Data supplied:
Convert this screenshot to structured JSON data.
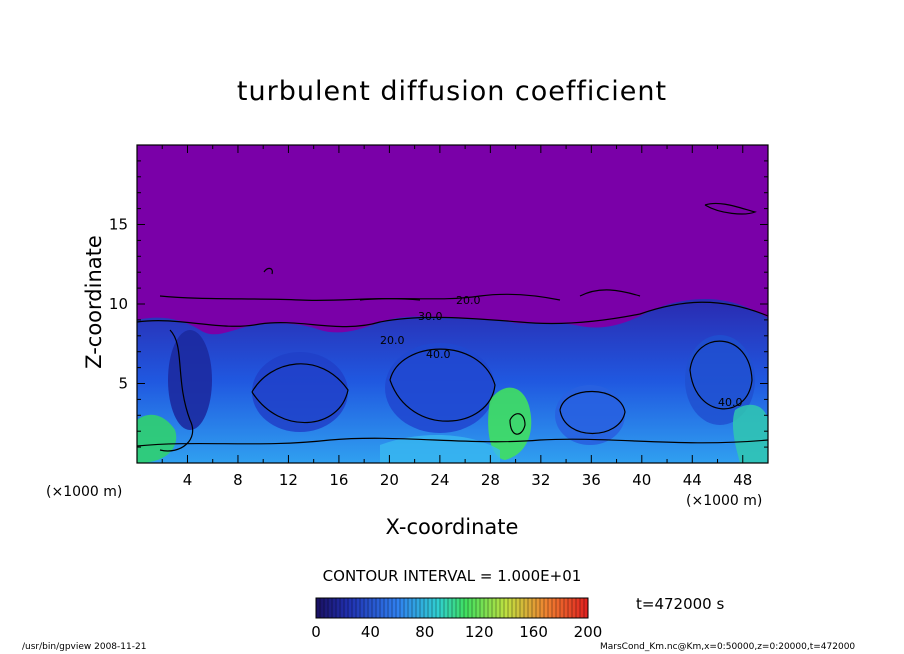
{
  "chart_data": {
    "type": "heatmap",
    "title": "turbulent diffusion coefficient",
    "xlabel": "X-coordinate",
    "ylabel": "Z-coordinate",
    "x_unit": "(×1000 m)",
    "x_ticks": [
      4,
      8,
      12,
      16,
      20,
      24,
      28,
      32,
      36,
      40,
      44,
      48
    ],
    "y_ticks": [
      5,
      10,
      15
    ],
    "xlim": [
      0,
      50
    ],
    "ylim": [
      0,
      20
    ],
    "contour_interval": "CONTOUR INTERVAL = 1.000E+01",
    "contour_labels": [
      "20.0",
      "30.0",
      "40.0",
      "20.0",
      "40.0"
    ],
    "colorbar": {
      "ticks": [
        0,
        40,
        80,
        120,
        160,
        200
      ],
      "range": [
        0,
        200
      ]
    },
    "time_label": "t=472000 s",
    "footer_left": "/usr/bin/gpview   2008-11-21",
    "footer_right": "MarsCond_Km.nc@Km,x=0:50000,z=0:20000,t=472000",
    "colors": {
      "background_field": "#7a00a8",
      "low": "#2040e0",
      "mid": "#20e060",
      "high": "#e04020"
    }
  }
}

To be done: Read the data above. Pull out each line in which the string "coordinate" appears.

Answer below:
    "xlabel": "X-coordinate",
    "ylabel": "Z-coordinate",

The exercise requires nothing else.